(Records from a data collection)
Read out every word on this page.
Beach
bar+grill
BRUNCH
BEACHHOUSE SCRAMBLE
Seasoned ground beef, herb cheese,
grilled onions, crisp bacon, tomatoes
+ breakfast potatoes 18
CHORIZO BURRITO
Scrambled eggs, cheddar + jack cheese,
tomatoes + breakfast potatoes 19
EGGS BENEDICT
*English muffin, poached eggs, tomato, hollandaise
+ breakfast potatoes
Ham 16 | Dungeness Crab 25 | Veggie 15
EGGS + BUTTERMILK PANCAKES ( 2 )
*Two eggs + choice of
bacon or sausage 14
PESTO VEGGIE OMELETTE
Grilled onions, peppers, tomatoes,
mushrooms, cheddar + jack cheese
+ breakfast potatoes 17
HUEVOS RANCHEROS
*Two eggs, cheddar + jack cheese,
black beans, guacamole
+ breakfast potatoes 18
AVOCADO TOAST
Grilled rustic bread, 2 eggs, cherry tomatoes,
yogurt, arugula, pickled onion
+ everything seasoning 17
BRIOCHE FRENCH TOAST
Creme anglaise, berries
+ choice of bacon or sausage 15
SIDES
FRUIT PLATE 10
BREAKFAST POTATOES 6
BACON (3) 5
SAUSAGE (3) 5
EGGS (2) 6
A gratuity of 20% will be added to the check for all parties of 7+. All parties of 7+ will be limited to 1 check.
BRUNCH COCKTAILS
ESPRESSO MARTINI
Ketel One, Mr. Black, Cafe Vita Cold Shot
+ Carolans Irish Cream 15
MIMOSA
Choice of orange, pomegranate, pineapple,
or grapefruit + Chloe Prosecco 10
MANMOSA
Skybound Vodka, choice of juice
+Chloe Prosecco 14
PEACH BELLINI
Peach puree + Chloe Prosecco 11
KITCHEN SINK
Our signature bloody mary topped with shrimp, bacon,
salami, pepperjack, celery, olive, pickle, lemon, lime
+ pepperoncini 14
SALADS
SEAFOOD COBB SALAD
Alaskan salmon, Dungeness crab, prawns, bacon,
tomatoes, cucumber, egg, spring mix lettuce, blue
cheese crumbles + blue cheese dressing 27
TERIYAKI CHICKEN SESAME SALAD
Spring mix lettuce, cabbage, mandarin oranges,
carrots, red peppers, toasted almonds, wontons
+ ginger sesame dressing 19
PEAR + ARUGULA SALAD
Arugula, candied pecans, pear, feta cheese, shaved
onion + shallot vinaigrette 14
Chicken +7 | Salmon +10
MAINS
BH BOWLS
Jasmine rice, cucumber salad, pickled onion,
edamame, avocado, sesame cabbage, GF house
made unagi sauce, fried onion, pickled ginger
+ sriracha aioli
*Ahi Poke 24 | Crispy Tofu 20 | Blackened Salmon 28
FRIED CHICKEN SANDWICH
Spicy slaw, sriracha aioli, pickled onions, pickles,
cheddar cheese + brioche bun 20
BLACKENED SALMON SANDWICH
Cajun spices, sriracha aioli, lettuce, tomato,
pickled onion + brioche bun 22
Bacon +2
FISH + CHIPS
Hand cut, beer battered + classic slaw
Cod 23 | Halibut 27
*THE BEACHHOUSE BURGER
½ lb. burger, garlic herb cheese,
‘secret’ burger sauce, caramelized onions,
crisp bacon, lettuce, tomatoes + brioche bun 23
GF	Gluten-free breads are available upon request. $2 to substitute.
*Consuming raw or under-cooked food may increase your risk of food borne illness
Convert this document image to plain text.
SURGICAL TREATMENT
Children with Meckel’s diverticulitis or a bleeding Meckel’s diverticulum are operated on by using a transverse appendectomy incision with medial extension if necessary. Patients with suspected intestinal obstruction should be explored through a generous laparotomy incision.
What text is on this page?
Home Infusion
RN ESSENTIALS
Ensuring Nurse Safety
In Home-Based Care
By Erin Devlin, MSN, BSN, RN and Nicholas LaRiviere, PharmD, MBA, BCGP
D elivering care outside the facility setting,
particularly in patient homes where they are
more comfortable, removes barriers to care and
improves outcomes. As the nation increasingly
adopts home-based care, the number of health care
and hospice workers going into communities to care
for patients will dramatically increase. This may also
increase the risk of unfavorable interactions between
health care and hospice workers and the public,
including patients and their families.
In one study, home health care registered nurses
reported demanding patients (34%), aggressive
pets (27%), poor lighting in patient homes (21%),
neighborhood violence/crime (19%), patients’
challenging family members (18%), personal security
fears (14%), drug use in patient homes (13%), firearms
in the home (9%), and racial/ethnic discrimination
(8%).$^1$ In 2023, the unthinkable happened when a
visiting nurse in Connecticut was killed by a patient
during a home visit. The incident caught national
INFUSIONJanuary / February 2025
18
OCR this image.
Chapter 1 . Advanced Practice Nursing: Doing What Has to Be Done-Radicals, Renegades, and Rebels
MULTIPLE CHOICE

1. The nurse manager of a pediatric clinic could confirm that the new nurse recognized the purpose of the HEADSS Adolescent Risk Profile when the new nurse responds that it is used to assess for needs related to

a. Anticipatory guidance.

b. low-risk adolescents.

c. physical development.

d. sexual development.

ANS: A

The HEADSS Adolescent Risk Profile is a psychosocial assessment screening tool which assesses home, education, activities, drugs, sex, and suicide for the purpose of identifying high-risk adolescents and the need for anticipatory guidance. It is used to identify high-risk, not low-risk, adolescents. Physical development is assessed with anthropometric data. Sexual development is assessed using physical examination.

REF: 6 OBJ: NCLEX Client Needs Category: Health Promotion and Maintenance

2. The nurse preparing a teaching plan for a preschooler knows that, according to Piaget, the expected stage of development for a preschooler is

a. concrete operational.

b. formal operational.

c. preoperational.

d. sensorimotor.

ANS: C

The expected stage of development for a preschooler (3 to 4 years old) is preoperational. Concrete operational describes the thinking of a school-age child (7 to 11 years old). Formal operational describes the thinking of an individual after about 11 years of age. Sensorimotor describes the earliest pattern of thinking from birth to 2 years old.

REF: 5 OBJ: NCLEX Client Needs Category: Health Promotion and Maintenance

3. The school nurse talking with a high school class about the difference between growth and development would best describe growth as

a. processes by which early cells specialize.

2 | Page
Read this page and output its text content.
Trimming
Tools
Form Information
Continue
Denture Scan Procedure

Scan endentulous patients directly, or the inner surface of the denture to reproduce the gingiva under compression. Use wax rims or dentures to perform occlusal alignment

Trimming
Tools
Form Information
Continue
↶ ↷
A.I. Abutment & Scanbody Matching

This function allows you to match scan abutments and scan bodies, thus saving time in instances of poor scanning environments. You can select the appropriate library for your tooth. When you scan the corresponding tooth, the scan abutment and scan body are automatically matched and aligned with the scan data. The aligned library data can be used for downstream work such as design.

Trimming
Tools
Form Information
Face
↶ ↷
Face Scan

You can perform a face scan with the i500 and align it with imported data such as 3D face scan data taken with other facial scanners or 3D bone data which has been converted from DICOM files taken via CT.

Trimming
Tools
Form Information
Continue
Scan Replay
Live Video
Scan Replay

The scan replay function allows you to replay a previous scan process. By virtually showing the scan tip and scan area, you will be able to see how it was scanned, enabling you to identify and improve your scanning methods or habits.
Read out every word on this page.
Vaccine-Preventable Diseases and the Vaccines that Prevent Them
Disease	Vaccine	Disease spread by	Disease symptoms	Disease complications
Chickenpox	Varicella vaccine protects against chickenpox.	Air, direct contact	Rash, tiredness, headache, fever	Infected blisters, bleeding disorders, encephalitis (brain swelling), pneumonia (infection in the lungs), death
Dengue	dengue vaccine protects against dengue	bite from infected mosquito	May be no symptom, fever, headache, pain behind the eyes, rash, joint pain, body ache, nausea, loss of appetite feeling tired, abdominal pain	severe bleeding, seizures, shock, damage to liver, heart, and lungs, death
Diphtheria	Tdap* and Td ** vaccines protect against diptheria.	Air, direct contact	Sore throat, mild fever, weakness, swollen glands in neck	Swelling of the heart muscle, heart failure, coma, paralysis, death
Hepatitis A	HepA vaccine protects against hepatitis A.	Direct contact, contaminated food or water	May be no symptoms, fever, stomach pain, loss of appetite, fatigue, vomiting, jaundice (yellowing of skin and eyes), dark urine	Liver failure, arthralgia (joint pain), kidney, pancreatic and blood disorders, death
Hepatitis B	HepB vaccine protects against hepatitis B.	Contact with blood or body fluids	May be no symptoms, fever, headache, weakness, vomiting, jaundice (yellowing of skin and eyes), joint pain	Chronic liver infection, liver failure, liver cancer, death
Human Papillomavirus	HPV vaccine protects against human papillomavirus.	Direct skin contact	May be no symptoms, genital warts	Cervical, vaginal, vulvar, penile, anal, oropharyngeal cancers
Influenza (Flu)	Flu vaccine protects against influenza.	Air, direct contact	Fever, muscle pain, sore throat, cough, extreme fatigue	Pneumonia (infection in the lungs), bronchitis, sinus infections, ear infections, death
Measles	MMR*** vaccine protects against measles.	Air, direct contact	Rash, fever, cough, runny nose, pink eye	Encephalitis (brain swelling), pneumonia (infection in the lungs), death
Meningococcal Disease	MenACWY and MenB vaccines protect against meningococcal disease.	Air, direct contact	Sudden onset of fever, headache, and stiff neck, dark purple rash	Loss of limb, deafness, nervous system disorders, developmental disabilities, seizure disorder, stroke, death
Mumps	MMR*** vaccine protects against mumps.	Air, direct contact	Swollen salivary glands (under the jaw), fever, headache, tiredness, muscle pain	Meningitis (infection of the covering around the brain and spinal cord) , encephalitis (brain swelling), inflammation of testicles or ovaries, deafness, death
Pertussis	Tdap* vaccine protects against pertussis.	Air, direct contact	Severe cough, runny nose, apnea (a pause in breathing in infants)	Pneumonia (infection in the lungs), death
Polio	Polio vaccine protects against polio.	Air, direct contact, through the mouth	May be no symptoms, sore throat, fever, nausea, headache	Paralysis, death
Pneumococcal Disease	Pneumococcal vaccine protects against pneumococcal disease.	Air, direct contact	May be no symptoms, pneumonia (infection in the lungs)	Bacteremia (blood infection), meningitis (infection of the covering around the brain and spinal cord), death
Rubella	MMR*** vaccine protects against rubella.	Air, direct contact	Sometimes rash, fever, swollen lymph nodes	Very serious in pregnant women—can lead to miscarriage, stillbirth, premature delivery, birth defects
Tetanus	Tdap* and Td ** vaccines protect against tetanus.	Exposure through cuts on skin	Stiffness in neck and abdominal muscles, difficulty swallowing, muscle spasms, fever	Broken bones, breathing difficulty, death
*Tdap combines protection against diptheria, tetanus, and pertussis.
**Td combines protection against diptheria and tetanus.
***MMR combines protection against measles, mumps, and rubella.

Task goal: Where in the entries does the word "pertussis" occur? Copy out each line that has it.

Output of the exercise:
Pertussis	Tdap* vaccine protects against pertussis.	Air, direct contact	Severe cough, runny nose, apnea (a pause in breathing in infants)	Pneumonia (infection in the lungs), death
*Tdap combines protection against diptheria, tetanus, and pertussis.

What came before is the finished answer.